## Input material
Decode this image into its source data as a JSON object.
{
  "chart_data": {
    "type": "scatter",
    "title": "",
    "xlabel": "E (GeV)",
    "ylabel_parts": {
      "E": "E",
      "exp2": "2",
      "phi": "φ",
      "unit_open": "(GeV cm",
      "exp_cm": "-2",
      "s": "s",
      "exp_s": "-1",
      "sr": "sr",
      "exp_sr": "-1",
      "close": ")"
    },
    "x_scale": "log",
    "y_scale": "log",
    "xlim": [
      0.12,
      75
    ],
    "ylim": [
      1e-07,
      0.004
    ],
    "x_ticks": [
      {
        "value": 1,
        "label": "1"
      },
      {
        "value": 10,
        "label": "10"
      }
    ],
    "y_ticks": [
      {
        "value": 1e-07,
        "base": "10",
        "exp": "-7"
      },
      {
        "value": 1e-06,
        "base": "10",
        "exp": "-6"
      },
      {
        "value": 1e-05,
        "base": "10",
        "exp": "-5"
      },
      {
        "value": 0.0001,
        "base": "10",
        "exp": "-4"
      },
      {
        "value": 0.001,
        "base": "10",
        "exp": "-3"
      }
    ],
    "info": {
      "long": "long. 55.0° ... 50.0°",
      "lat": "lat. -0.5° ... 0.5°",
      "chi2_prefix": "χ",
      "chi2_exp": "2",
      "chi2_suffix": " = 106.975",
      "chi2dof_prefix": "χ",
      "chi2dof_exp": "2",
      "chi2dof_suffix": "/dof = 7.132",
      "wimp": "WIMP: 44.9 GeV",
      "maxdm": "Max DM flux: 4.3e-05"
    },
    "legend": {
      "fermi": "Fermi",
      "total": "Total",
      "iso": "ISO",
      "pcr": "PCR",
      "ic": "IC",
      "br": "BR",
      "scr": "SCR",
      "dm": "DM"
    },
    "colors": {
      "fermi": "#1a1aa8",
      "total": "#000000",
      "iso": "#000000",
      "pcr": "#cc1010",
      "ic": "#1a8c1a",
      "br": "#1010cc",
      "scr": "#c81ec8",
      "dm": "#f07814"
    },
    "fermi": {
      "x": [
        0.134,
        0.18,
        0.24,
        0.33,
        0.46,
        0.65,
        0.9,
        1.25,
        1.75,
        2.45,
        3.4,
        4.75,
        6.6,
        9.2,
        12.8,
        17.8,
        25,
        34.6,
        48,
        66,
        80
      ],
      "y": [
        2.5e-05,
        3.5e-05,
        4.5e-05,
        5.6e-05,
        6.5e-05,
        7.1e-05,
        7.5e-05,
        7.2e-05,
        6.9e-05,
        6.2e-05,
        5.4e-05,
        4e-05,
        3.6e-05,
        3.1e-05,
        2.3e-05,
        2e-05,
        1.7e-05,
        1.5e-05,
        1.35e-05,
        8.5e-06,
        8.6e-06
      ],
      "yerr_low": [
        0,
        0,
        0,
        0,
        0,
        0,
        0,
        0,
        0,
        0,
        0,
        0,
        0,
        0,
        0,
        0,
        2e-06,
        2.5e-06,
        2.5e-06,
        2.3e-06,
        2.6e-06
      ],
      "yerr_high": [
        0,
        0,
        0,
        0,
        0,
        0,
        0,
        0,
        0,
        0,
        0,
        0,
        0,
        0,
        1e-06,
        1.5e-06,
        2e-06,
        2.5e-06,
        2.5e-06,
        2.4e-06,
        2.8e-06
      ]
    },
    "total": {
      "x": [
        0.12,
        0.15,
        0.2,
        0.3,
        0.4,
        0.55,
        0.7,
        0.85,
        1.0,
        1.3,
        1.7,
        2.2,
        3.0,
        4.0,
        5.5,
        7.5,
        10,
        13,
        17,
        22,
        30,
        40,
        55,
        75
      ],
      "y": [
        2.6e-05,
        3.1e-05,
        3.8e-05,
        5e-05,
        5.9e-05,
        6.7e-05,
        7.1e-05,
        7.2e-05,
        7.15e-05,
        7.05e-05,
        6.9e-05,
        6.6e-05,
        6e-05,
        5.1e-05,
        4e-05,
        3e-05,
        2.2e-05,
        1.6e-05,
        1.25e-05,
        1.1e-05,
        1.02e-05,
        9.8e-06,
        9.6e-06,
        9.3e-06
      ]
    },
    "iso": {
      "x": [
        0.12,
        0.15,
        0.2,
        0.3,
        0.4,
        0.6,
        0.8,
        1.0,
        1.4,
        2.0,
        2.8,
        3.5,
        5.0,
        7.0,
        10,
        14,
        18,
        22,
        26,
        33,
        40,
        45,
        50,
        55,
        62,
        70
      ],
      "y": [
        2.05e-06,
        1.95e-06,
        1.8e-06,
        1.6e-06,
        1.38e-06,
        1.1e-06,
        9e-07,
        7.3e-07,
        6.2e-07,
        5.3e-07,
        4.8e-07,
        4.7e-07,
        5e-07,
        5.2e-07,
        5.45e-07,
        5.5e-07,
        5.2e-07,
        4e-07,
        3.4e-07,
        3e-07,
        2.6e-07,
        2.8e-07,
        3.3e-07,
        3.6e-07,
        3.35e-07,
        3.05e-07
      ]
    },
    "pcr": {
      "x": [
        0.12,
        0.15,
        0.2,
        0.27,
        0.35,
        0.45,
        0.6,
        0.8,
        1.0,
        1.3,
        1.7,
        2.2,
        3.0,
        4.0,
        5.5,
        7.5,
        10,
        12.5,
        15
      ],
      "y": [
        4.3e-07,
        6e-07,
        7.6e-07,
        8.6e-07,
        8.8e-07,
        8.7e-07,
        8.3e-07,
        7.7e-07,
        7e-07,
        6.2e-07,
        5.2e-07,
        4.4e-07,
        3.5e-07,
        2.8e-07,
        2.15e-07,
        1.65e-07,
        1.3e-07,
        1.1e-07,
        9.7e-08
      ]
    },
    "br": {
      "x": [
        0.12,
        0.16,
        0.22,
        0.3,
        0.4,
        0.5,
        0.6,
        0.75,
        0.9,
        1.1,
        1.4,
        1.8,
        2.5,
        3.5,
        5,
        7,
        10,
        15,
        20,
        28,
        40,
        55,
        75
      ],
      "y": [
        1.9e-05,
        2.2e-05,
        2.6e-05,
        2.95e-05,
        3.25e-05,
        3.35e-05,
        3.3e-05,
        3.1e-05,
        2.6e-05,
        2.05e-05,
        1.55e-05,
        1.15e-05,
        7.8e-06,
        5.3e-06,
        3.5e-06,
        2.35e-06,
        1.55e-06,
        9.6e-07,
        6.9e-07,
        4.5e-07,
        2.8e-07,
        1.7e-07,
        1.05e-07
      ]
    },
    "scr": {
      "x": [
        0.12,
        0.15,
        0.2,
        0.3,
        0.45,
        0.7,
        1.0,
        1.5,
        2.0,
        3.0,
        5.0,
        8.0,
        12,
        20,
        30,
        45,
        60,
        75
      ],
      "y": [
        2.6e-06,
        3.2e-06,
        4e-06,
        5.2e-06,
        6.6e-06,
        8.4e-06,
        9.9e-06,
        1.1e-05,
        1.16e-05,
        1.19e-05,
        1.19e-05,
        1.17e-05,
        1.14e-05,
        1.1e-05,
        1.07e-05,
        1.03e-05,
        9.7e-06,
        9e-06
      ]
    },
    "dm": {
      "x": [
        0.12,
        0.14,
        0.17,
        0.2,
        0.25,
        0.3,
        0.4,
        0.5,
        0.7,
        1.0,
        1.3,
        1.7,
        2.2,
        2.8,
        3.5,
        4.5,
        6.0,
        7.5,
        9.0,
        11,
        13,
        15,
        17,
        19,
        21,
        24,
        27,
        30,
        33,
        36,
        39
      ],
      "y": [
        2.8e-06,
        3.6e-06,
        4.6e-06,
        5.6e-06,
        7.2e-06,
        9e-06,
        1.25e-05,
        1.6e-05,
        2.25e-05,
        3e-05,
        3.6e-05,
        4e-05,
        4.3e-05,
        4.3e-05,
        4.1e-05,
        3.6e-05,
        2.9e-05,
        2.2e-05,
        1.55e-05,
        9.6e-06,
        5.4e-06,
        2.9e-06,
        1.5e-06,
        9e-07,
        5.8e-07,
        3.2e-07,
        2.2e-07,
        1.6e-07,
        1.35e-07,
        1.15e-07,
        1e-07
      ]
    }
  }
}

## What to work on
Copy out every line of the material above that mentions the word "value".

## Reply
        "value": 1,
        "value": 10,
        "value": 1e-07,
        "value": 1e-06,
        "value": 1e-05,
        "value": 0.0001,
        "value": 0.001,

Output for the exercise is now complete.